Basel Das Leben als Kunstwerk

Die Oberbadische
Kommunikationsfreund und genialer Maler: Wolfgang Beltracchi und seine Frau Helene Foto: Gabriele Hauger Foto: Die Oberbadische

Kunst: Ex-Meisterfälscher Wolfgang Beltracchi stellt in der Riehener Galerie Lilian Andrée aus

Von Gabriele Hauger

Riehen. Pfeifend, Hut mit Feder auf den langen Haaren, so schlendert er aus dem Riehener Café in Richtung Galerie: Wolfgang Beltracchi, berühmter Kunstfälscher, genialer Maler, eloquenter Selbstvermarkter, unerschütterlicher Optimist.

35 Jahre lang fälschte der mit außergewöhnlichem Talent gesegnete Mann Meisterwerke, schleuste sie auf den Kunstmarkt, überzeugte Gutachter und Experten. Sein Trick: Er kopierte keine existierenden Werke, sondern schuf im jeweiligen Stil der großen Künstler neue Arbeiten. Bis er schließlich doch aufflog, im Knast landete.

Seit 2015 ist er draußen, malt wieder. Und die unerschrocken-selbstbewusste Galeristin Lilian Andrée zeigt nun in Riehen 22 seiner neusten Arbeiten unter dem Titel „Ballets Russes“.

Beltracchi steht im medialen Interesse

Die Pressekonferenz im Vorfeld der Vernissage am Sonntag gerät zur lockeren Runde. Extrovertiert erzählt der 66-Jährige von sich, seiner Kunst, völlig unprätentiös, er interpretiert, stellt ketzerische Fragen und gibt erfrischend ehrliche Statements von sich: „Man muss die Regeln der Kunst beherrschen. Und das bedeutet: präsent sein!“

Dass einige der in Riehen präsentierten Arbeiten längst verkauft sind, darf nicht unerwähnt bleiben. Ab 50 000 Euro ist so ein Werk zu haben. Preise, die sicher auch dazu geführt haben, dass Beltracchi nach eigenen Angaben jetzt schuldenfrei ist.

Der Ex-Fälscher steht im medialen Interesse, 3 Sat zeigte 15 seiner live entstandenen Porträts von bekannten Persönlichkeiten. So malte er Hape Kerkeling wie Tolouse Lautrec, die Gräfin Thurn und Taxis à la Cranach, Ina Müller im Matisse-Stil. Allerdings: Porträts strengen an. Darum sollen es künftig nicht mehr als vier pro Jahr sein, erzählt er.

Einträge:
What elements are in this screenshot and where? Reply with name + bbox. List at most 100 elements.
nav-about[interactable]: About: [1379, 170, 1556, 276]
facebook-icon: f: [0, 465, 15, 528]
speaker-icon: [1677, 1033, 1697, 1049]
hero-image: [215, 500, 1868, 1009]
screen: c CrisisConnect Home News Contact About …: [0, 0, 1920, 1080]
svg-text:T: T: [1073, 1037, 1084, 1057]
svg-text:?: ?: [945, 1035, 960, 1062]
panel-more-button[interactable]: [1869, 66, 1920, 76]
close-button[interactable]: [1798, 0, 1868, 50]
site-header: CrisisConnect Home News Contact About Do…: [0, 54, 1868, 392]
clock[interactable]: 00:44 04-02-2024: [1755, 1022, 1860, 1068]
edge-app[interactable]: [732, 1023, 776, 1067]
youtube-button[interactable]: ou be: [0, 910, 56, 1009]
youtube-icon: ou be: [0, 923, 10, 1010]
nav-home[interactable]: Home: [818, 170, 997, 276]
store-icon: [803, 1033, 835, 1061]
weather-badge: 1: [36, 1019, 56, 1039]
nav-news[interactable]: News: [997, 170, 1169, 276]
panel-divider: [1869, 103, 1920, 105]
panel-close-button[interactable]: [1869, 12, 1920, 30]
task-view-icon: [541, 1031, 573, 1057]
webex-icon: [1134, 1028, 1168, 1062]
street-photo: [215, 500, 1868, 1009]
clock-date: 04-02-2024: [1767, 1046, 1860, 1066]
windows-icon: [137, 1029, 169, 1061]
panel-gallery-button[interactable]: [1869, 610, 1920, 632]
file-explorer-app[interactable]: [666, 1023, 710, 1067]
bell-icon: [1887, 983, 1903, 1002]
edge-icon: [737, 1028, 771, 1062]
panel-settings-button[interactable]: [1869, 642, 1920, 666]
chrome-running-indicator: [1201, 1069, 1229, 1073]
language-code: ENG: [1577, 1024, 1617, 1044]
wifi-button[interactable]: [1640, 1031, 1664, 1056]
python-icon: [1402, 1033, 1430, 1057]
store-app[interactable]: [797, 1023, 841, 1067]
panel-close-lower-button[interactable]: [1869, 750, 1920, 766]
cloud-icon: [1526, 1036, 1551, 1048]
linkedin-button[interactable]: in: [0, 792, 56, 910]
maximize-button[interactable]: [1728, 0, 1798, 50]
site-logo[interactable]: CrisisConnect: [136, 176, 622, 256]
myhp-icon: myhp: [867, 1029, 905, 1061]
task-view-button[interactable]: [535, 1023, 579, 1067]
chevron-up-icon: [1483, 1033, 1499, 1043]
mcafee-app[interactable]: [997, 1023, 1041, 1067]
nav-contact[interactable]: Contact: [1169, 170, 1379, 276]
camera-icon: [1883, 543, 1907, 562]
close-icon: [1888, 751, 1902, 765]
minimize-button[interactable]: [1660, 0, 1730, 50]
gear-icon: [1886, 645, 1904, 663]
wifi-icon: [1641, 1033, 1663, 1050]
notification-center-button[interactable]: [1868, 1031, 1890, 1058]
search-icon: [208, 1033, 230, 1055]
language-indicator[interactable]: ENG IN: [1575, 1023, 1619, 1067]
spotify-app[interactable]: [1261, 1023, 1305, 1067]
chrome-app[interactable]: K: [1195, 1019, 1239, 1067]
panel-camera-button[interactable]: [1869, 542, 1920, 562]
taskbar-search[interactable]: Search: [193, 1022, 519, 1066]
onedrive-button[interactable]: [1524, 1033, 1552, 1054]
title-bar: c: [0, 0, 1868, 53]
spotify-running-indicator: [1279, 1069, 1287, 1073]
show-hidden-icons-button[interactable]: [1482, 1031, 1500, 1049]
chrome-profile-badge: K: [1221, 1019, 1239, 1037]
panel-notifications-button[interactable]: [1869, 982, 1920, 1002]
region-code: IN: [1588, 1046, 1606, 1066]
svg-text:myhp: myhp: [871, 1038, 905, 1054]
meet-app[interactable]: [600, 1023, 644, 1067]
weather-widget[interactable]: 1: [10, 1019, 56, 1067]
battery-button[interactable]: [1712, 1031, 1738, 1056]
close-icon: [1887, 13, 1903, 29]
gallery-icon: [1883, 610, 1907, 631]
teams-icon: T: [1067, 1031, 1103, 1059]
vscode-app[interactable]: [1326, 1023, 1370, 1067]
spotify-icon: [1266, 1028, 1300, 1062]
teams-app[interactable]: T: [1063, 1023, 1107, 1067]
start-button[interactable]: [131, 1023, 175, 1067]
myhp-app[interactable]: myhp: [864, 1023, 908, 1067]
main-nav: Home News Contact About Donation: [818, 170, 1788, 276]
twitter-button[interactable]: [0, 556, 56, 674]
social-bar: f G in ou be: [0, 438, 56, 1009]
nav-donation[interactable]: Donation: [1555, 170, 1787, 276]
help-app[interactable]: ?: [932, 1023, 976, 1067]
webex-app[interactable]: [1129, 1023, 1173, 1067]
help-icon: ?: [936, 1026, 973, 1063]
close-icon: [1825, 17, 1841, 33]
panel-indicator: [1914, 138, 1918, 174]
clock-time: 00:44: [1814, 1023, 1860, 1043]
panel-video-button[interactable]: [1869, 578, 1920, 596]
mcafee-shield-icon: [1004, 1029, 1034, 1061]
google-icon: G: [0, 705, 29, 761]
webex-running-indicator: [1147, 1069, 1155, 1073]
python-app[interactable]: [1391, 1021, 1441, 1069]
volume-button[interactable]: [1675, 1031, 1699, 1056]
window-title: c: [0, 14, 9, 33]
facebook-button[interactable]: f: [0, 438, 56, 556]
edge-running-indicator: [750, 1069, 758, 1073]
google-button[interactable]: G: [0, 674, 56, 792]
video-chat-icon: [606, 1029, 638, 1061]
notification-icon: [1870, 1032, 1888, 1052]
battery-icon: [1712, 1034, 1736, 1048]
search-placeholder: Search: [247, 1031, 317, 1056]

Ihre Aufgabe:
Tauschen Sie im Text über Wolfgang Beltracchi „Vernissage“ gegen „Ausstellungseröffnung“ aus und geben Sie die Passage zwischen „Die Pressekonferenz im“ und „jetzt schuldenfrei ist.“ einschließlich dieser beiden Stellen wieder.

Schriftliche Antwort:
Die Pressekonferenz im Vorfeld der Ausstellungseröffnung am Sonntag gerät zur lockeren Runde. Extrovertiert erzählt der 66-Jährige von sich, seiner Kunst, völlig unprätentiös, er interpretiert, stellt ketzerische Fragen und gibt erfrischend ehrliche Statements von sich: „Man muss die Regeln der Kunst beherrschen. Und das bedeutet: präsent sein!“

Dass einige der in Riehen präsentierten Arbeiten längst verkauft sind, darf nicht unerwähnt bleiben. Ab 50 000 Euro ist so ein Werk zu haben. Preise, die sicher auch dazu geführt haben, dass Beltracchi nach eigenen Angaben jetzt schuldenfrei ist.